-- Listing --
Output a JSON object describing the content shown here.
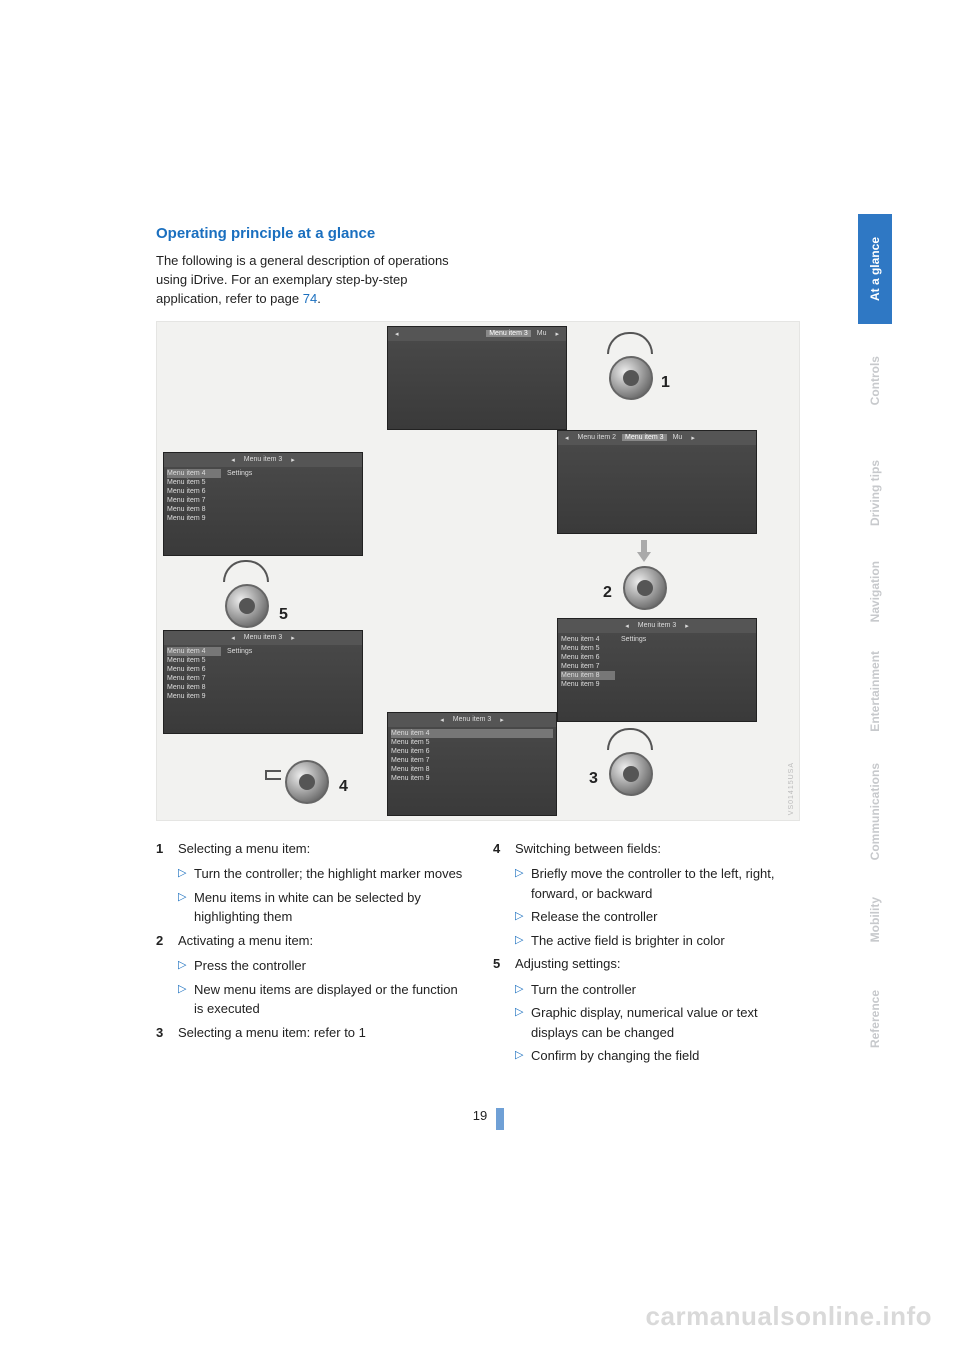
{
  "heading": "Operating principle at a glance",
  "intro_pre": "The following is a general description of operations using iDrive. For an exemplary step-by-step application, refer to page ",
  "intro_link": "74",
  "intro_post": ".",
  "page_number": "19",
  "watermark": "carmanualsonline.info",
  "image_code": "VS01415USA",
  "colors": {
    "accent": "#1a6fbf",
    "tab_active_bg": "#2f78c4",
    "tab_active_fg": "#ffffff",
    "tab_inactive_fg": "#c7c9cc",
    "pgmark": "#6fa0d6",
    "watermark": "#d9d9d9"
  },
  "tabs": [
    {
      "label": "At a glance",
      "active": true
    },
    {
      "label": "Controls",
      "active": false
    },
    {
      "label": "Driving tips",
      "active": false
    },
    {
      "label": "Navigation",
      "active": false
    },
    {
      "label": "Entertainment",
      "active": false
    },
    {
      "label": "Communications",
      "active": false
    },
    {
      "label": "Mobility",
      "active": false
    },
    {
      "label": "Reference",
      "active": false
    }
  ],
  "left_items": [
    {
      "num": "1",
      "title": "Selecting a menu item:",
      "subs": [
        "Turn the controller; the highlight marker moves",
        "Menu items in white can be selected by highlighting them"
      ]
    },
    {
      "num": "2",
      "title": "Activating a menu item:",
      "subs": [
        "Press the controller",
        "New menu items are displayed or the function is executed"
      ]
    },
    {
      "num": "3",
      "title": "Selecting a menu item: refer to 1",
      "subs": []
    }
  ],
  "right_items": [
    {
      "num": "4",
      "title": "Switching between fields:",
      "subs": [
        "Briefly move the controller to the left, right, forward, or backward",
        "Release the controller",
        "The active field is brighter in color"
      ]
    },
    {
      "num": "5",
      "title": "Adjusting settings:",
      "subs": [
        "Turn the controller",
        "Graphic display, numerical value or text displays can be changed",
        "Confirm by changing the field"
      ]
    }
  ],
  "diagram": {
    "labels": {
      "n1": "1",
      "n2": "2",
      "n3": "3",
      "n4": "4",
      "n5": "5"
    },
    "menu_bar_texts": {
      "mi2": "Menu item 2",
      "mi3": "Menu item 3",
      "mu": "Mu",
      "settings": "Settings"
    },
    "side_items": [
      "Menu item 4",
      "Menu item 5",
      "Menu item 6",
      "Menu item 7",
      "Menu item 8",
      "Menu item 9"
    ]
  }
}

-- Exercise brief --
Return the material exactly as given, apart from the pictures.

-- Reply --
Output a JSON object describing the content shown here.
{
  "heading": "Operating principle at a glance",
  "intro_pre": "The following is a general description of operations using iDrive. For an exemplary step-by-step application, refer to page ",
  "intro_link": "74",
  "intro_post": ".",
  "page_number": "19",
  "watermark": "carmanualsonline.info",
  "image_code": "VS01415USA",
  "colors": {
    "accent": "#1a6fbf",
    "tab_active_bg": "#2f78c4",
    "tab_active_fg": "#ffffff",
    "tab_inactive_fg": "#c7c9cc",
    "pgmark": "#6fa0d6",
    "watermark": "#d9d9d9"
  },
  "tabs": [
    {
      "label": "At a glance",
      "active": true
    },
    {
      "label": "Controls",
      "active": false
    },
    {
      "label": "Driving tips",
      "active": false
    },
    {
      "label": "Navigation",
      "active": false
    },
    {
      "label": "Entertainment",
      "active": false
    },
    {
      "label": "Communications",
      "active": false
    },
    {
      "label": "Mobility",
      "active": false
    },
    {
      "label": "Reference",
      "active": false
    }
  ],
  "left_items": [
    {
      "num": "1",
      "title": "Selecting a menu item:",
      "subs": [
        "Turn the controller; the highlight marker moves",
        "Menu items in white can be selected by highlighting them"
      ]
    },
    {
      "num": "2",
      "title": "Activating a menu item:",
      "subs": [
        "Press the controller",
        "New menu items are displayed or the function is executed"
      ]
    },
    {
      "num": "3",
      "title": "Selecting a menu item: refer to 1",
      "subs": []
    }
  ],
  "right_items": [
    {
      "num": "4",
      "title": "Switching between fields:",
      "subs": [
        "Briefly move the controller to the left, right, forward, or backward",
        "Release the controller",
        "The active field is brighter in color"
      ]
    },
    {
      "num": "5",
      "title": "Adjusting settings:",
      "subs": [
        "Turn the controller",
        "Graphic display, numerical value or text displays can be changed",
        "Confirm by changing the field"
      ]
    }
  ],
  "diagram": {
    "labels": {
      "n1": "1",
      "n2": "2",
      "n3": "3",
      "n4": "4",
      "n5": "5"
    },
    "menu_bar_texts": {
      "mi2": "Menu item 2",
      "mi3": "Menu item 3",
      "mu": "Mu",
      "settings": "Settings"
    },
    "side_items": [
      "Menu item 4",
      "Menu item 5",
      "Menu item 6",
      "Menu item 7",
      "Menu item 8",
      "Menu item 9"
    ]
  }
}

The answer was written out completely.